Passage:

______

Animal Studies Bibliography

Mason, Jim and Mary Finelli. 2006. "Brave New Farm?" In Linda Kalof and Amy Fitzgerald (eds.), The Animals Reader: The Essential Classic and Contemporary Writings , 158-170. Oxford, UK: Berg.
(Summarized by Christina Leshko, Animal Studies Program, Michigan State University)


Mason and Finelli introduce their essay, “Brave New Farm,” by contrasting popular romanticized farm images with the starkly different reality of modern agricultural practices. They provide a historical background of how this process occurred, evolving from the large scale production of chickens in urban market centers to meet the pre-WW II demand for eggs and meat. “Scientific” practices were established to deal with the problems of mass production, which included the development of 1) specialized food and drugs, 2) structures that simplified the disposal of waste, and 3) modifications to the physical bodies of the animals. High demand also resulted in the development of specialized breeds: “broilers” grow to market size in just seven weeks while “layers” are forced into rapid egg production cycles. The factory farm system reduces individual animals to “the equivalent of living machinery” (p. 160).


The expansion of the chicken industry into a factory model resulted in the establishment of new markets for refining mass-production husbandry. Mason and Finelli write: “In the 1960s they began developing systems for pigs, cattle and sheep that incorporated the principles of confinement, mass-production, and automated feeding, watering, ventilation, ad waste removal” (p. 160). The consequences of these new models falls directly on the animals as their health and well-being is disregarded in favor of higher production rates. Like chickens, farm animals such as pigs, cattle, sheep, ducks, and fish suffer from overcrowding, insufficient/forced diet, stress, disease, grossly premature deaths, forced breeding and painful physical manipulations of their bodies (for example, tail docking).


However, as expected, the factory farm creates new problems and health risks in place of the old. Animals suffer from severe stress-related problems, resulting in aggression and premature death. Rather than addressing the cause of the problems (crowding, unnatural and harsh conditions), animal-factory managers manipulate the environment, constraining and tethering some animals while destroying others. Often, solutions require high-capital investments in technological advances expanding the agribusiness market. One solution being sought is detailed in “Biotech Barnyard” and concerns the negative impacts to both animals and their offspring of cloning and genetic engineering.

______

Tasks to perform:
(1) In two sentences, what does the summary of "Brave New Farm?" say?
(2) Could you carry the summary of "Brave New Farm?" forward from its final sentence about "Biotech Barnyard"?
The rows aren't needed here.

Supplied records:
______

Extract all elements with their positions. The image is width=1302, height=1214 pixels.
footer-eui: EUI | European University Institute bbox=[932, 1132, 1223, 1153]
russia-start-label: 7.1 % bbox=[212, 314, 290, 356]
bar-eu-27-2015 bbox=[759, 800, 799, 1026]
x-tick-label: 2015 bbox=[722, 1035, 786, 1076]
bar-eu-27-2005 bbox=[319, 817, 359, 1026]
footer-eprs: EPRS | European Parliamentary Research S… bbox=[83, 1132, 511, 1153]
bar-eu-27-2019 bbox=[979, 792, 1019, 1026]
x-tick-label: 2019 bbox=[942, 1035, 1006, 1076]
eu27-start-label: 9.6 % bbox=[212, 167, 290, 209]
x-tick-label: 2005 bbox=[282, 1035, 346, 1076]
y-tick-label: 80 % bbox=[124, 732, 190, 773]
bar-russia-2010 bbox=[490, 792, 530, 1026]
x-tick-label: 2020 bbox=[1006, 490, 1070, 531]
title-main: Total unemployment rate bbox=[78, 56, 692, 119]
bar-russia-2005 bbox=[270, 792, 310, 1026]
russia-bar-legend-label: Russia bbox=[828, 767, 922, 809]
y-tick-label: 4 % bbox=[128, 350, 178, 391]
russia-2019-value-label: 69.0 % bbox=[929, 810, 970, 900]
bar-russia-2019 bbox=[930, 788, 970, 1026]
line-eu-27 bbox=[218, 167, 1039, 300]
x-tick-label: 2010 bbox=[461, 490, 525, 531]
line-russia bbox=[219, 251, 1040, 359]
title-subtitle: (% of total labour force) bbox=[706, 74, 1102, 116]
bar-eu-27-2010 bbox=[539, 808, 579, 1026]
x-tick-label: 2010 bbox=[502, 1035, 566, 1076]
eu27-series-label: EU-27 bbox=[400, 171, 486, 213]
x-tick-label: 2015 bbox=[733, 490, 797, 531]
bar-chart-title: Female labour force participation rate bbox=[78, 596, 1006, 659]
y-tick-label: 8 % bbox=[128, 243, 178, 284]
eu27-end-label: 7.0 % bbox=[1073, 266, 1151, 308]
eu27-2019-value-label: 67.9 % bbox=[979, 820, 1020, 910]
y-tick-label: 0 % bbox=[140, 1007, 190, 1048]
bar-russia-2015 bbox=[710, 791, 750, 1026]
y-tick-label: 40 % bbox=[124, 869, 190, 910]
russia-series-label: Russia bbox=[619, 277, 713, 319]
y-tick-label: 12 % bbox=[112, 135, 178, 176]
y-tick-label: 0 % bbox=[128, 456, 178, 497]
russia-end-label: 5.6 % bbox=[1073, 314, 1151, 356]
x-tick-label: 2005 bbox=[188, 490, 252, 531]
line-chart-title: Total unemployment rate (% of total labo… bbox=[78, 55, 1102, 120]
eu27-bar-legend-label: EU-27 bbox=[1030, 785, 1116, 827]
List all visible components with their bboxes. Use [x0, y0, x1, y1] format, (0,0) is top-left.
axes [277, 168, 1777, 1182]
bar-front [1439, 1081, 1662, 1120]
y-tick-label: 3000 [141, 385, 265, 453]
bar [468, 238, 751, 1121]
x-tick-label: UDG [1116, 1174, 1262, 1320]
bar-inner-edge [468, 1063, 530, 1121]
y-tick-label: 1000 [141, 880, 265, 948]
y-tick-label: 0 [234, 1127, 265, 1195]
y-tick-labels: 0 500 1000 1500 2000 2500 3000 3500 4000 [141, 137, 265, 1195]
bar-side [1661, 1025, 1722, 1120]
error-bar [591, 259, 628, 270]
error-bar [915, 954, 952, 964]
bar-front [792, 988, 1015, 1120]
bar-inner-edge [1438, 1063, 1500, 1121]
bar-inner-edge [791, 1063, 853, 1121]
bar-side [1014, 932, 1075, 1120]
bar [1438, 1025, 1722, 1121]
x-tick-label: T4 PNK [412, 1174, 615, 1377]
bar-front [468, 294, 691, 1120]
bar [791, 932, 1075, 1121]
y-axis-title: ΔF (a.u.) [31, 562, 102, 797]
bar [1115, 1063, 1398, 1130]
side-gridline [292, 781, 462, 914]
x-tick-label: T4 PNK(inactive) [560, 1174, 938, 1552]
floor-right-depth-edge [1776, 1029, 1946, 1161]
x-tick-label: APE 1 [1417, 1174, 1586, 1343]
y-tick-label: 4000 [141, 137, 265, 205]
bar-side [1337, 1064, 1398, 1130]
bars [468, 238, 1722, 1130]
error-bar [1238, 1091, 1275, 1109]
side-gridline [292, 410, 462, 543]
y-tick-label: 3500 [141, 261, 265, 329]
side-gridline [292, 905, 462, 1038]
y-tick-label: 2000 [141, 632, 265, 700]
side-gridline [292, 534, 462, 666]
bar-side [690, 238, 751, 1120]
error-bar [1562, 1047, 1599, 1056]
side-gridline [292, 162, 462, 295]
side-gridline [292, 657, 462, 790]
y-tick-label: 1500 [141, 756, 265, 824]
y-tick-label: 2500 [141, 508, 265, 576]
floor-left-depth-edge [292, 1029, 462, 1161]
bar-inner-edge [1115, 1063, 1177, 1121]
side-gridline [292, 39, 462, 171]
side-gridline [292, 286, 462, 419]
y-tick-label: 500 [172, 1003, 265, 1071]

______

Your responses:
(1) Mason and Finelli contrast romanticized farm images with modern agriculture, tracing how pre-World War II mass production of chickens led to "scientific" practices and specialized breeds that turn animals into "the equivalent of living machinery," a model extended in the 1960s to pigs, cattle and sheep. Under these systems animal health is disregarded in favor of higher production, causing stress, disease and premature death, and managers respond by constraining or destroying animals and investing in costly technology rather than addressing crowding and harsh conditions.

(2)
While animals are the direct victims of depraved factory farming practices, humans also suffer the consequences, becoming victims of anti-biotic resistant strains of bacteria, developed in disease-prone factories. Antibiotics also pass through the systems of animals, into the manure used for fertilization, creating “an alarming new kind of pollution.” The problems associated with animal disease control are so significant that both “the World Health Organization (WHO)and the American Medical Association recommend that antibiotics not be used to promote animal growth” (p. 166).


Factory farms also create socioeconomic problems for small farmers and rural communities as large factories require huge initial investments and high levels of production to meet loan repayment requirements. Capital intensification and chronic overproduction drive down the market price of meat and leave the industry in “the hands of the largest, most intensive operations” (p. 167). Farmed animals in the US have little, if any, legal protection, and are often purposely excluded from legislation. Mason and Finelli conclude with the suggestion that, “Eating eggs and dairy products may actually be worse than eating meat, since the hens and cows used to produce them are among the animals who suffer the longest and the worst, after which they, too, are killed. We need to question the very concept of marketing sentient beings” (p. 170).